*** Supplied entries

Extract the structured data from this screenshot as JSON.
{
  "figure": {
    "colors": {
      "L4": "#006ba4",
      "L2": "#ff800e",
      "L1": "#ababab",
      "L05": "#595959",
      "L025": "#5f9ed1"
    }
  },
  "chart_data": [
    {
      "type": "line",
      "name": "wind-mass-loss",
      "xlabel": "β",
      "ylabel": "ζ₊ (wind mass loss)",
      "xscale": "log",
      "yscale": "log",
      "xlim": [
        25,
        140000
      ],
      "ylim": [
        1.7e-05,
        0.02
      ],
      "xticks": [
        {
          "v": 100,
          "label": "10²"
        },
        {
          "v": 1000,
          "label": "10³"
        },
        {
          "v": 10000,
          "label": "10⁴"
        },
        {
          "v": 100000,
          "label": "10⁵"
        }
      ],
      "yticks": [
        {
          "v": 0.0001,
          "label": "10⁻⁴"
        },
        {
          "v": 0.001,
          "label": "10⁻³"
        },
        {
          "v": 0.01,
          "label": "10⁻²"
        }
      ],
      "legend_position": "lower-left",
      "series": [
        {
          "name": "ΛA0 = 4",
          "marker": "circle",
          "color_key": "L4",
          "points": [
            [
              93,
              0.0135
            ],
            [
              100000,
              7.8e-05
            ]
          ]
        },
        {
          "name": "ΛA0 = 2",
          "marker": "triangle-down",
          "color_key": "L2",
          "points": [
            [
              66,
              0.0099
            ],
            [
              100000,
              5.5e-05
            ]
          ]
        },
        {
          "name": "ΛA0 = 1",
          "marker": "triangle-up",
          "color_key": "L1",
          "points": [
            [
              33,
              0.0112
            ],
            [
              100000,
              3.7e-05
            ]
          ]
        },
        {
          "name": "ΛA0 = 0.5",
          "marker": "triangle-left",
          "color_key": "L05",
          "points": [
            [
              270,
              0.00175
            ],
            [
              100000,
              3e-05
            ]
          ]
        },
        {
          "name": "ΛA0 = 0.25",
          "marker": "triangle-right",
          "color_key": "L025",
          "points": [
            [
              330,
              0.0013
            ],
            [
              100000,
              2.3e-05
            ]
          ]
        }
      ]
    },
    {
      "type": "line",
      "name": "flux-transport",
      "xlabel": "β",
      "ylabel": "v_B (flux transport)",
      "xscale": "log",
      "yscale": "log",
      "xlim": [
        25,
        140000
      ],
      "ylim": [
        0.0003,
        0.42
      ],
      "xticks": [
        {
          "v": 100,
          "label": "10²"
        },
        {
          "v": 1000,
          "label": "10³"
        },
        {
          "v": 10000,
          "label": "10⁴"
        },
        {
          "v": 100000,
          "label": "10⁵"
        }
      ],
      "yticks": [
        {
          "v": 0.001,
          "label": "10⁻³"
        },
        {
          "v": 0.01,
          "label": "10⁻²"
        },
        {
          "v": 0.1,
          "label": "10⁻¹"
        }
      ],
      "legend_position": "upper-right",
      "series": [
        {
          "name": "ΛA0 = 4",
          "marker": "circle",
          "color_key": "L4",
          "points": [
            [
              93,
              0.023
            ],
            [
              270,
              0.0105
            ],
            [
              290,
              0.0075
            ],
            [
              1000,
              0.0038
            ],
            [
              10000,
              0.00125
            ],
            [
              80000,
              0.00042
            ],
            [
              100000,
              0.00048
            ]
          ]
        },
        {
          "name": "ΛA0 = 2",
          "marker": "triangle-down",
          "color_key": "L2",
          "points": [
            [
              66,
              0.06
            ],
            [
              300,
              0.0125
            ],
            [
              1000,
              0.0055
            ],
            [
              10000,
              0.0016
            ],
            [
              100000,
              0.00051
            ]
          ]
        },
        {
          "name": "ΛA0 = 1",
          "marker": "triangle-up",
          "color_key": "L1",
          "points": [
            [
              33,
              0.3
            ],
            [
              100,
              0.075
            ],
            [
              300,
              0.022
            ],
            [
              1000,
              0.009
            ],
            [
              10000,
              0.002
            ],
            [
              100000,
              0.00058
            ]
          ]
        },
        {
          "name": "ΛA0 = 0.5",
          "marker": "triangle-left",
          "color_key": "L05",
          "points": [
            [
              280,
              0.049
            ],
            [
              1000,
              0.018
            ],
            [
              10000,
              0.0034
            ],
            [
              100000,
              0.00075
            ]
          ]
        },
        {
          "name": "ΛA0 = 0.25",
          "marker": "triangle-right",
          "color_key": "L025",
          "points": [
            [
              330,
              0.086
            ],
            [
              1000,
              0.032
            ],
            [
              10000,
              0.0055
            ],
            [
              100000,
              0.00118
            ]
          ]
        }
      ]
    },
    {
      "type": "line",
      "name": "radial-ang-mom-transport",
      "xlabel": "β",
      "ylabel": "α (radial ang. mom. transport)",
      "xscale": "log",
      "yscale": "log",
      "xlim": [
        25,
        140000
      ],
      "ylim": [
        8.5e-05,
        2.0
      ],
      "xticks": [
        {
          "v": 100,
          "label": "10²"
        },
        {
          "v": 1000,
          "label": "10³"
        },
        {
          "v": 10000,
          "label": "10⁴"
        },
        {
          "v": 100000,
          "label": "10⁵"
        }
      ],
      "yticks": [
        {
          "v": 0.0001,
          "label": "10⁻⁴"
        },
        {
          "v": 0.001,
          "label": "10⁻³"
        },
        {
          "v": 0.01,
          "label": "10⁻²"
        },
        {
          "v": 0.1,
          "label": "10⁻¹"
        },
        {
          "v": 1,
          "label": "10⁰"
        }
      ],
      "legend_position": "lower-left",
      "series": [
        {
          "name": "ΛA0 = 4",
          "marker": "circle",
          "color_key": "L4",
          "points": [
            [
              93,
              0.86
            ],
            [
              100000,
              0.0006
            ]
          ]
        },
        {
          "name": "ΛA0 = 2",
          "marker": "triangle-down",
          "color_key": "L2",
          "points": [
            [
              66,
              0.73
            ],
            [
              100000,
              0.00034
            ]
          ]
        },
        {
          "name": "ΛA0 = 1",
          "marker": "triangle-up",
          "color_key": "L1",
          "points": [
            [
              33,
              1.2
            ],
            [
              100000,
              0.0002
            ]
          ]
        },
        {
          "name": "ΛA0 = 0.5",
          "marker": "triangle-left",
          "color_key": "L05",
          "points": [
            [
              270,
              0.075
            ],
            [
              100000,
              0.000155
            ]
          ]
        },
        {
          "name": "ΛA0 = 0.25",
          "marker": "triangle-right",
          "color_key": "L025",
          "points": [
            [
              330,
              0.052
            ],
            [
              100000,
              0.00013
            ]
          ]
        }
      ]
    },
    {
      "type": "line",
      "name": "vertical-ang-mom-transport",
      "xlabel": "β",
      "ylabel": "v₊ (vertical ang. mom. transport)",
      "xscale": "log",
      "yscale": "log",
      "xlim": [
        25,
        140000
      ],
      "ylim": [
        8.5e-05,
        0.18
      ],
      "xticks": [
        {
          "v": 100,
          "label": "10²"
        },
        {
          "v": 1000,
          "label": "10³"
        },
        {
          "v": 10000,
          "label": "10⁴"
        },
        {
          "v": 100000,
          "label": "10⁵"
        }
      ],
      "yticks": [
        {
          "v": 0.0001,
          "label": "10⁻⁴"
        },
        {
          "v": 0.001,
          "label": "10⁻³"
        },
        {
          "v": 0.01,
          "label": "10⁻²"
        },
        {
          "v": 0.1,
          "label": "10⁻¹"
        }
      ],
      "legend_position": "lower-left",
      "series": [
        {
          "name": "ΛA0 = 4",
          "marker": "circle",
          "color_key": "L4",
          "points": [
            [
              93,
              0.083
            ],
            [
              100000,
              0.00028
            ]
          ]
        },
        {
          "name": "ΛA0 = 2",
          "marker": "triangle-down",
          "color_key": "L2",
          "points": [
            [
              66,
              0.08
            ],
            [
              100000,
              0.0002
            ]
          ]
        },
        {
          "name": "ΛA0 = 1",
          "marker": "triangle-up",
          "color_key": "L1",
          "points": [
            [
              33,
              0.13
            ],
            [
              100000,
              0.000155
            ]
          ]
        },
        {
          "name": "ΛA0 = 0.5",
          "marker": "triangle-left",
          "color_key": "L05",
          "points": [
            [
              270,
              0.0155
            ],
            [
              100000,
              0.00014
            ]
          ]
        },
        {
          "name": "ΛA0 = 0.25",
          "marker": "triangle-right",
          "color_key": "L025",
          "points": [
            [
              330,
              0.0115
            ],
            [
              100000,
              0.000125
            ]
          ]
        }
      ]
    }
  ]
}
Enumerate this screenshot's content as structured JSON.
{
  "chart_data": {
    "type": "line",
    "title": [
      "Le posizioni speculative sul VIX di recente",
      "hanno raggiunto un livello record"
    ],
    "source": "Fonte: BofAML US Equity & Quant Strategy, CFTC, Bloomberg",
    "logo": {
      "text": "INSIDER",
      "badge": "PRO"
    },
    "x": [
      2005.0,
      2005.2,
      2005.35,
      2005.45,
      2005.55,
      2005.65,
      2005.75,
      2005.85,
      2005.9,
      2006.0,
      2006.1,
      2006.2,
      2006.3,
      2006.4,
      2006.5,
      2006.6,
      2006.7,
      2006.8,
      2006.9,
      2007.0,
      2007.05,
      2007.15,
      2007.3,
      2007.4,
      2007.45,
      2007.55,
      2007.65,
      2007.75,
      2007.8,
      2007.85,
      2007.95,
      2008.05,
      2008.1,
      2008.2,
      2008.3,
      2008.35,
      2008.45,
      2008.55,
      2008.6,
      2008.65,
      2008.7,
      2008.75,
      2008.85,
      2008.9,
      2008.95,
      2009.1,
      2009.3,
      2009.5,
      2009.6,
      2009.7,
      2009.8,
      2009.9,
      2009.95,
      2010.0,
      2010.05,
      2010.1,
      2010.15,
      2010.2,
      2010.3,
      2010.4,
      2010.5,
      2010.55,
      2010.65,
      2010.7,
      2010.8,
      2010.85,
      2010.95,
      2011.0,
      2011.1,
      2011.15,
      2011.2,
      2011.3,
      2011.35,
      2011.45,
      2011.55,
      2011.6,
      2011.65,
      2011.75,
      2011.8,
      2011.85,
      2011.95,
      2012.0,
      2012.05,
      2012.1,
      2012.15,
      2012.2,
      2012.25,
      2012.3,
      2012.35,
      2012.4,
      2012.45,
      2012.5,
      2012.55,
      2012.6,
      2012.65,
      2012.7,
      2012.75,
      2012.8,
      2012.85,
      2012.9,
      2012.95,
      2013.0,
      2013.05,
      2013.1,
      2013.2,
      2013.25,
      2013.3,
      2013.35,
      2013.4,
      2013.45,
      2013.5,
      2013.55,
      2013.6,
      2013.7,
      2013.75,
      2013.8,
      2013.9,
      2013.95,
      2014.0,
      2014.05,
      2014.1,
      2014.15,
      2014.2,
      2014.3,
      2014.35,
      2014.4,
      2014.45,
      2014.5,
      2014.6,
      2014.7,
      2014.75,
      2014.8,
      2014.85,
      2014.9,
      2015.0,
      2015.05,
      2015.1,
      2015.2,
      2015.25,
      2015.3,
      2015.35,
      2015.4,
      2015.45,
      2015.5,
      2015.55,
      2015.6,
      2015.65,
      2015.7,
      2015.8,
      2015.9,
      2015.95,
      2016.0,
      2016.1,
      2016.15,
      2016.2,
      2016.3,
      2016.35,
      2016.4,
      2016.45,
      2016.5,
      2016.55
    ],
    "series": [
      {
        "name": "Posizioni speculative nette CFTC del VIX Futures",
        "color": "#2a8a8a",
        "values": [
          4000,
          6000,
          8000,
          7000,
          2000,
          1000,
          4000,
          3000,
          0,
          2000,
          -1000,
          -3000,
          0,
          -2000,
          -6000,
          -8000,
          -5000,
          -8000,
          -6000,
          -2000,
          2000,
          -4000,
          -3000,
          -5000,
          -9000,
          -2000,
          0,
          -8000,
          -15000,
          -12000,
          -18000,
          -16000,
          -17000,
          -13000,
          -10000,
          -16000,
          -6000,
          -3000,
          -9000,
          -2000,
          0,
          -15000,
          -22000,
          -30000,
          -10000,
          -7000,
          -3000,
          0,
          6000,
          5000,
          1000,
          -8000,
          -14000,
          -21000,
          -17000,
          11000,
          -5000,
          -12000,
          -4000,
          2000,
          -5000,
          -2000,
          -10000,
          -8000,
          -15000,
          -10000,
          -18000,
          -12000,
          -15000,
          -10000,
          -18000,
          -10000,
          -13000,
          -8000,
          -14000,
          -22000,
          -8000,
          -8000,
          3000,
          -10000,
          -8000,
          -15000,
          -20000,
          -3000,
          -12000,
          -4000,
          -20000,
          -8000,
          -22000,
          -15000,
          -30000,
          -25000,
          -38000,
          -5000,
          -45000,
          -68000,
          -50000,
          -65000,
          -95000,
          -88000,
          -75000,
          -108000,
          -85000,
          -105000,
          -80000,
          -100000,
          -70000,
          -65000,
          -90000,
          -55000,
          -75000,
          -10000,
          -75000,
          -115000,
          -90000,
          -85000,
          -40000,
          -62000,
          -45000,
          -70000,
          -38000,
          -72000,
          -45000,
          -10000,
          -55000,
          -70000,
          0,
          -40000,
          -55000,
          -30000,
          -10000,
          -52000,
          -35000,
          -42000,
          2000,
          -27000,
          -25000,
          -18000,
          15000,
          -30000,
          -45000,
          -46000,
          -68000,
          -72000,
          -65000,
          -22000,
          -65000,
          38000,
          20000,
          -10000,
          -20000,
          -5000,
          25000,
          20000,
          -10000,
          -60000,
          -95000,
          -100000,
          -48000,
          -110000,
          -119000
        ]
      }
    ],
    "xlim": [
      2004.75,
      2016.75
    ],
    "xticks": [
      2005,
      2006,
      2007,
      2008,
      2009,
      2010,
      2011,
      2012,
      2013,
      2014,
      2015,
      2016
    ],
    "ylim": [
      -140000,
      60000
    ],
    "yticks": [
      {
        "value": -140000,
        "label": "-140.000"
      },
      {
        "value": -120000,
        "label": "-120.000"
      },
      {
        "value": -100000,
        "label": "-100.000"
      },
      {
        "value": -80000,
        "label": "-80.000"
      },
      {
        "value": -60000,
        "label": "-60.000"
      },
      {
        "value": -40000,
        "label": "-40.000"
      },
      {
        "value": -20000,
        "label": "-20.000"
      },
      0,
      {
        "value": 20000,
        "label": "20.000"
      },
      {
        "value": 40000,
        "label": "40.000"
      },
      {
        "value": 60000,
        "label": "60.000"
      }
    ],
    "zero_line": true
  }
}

******

■ **What the exercise asks**
On how many lines does the word "flux" appear? Answer with only the number.

■ **Answer for the task**
2